State only the count of lines in the listing below that hold "debate".
>> BEGIN
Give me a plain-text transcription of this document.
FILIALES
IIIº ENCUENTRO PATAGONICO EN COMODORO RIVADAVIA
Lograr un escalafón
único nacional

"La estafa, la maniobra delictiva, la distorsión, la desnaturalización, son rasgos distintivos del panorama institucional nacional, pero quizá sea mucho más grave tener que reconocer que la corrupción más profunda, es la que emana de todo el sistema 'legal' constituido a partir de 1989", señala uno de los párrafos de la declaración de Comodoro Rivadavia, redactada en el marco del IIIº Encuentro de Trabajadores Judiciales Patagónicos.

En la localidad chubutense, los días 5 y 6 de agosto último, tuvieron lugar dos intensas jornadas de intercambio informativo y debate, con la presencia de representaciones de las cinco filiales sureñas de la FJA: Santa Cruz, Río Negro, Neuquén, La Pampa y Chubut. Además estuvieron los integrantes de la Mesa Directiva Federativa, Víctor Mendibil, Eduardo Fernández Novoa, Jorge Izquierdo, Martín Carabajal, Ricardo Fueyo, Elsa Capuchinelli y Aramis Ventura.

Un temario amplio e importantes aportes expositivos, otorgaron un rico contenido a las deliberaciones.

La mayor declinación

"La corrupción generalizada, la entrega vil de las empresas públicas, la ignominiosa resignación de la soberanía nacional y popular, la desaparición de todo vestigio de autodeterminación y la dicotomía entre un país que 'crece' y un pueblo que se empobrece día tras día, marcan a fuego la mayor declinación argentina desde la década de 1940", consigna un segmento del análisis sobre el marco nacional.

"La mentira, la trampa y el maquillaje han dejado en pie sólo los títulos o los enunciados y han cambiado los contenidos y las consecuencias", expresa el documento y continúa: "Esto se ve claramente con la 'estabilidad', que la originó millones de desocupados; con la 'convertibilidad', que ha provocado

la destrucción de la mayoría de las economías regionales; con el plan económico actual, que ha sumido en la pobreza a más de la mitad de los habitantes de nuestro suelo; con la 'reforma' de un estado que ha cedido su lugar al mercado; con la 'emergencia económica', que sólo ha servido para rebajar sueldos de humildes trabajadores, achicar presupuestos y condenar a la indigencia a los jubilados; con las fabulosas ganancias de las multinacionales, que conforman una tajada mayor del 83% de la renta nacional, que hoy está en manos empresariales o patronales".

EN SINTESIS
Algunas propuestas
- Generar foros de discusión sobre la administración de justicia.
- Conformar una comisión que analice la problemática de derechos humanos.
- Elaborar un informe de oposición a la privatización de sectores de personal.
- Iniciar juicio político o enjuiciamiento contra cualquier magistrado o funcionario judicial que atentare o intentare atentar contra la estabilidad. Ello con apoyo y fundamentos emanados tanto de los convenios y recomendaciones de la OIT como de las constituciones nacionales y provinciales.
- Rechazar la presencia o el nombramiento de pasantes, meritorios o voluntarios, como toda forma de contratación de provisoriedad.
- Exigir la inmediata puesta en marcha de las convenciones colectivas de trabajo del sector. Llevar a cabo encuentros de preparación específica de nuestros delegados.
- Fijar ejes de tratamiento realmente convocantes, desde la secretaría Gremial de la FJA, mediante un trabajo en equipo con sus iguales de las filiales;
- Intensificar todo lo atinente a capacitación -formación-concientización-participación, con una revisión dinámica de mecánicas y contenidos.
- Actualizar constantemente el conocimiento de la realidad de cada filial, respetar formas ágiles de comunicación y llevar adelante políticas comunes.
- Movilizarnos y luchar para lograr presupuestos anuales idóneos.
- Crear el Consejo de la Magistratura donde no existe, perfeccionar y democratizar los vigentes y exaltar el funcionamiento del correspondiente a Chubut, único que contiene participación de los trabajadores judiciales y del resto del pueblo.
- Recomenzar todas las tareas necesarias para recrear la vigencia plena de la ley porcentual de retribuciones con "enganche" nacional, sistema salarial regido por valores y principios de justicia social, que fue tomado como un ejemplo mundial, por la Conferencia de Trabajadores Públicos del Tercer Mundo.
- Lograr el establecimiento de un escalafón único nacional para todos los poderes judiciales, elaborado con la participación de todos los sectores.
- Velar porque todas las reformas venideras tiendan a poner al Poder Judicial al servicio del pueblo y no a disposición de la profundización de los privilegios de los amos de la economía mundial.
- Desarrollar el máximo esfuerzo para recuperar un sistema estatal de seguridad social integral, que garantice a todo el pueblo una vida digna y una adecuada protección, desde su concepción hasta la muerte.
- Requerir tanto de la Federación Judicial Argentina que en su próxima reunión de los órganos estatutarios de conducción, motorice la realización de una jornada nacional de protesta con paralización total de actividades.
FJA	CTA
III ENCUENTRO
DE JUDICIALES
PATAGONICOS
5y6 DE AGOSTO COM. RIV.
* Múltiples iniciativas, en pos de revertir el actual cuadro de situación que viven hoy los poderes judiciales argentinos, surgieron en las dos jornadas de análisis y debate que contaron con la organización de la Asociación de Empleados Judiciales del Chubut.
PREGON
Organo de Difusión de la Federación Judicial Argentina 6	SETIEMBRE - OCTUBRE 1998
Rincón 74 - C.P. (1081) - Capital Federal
>> END
### [Exercise solution]
2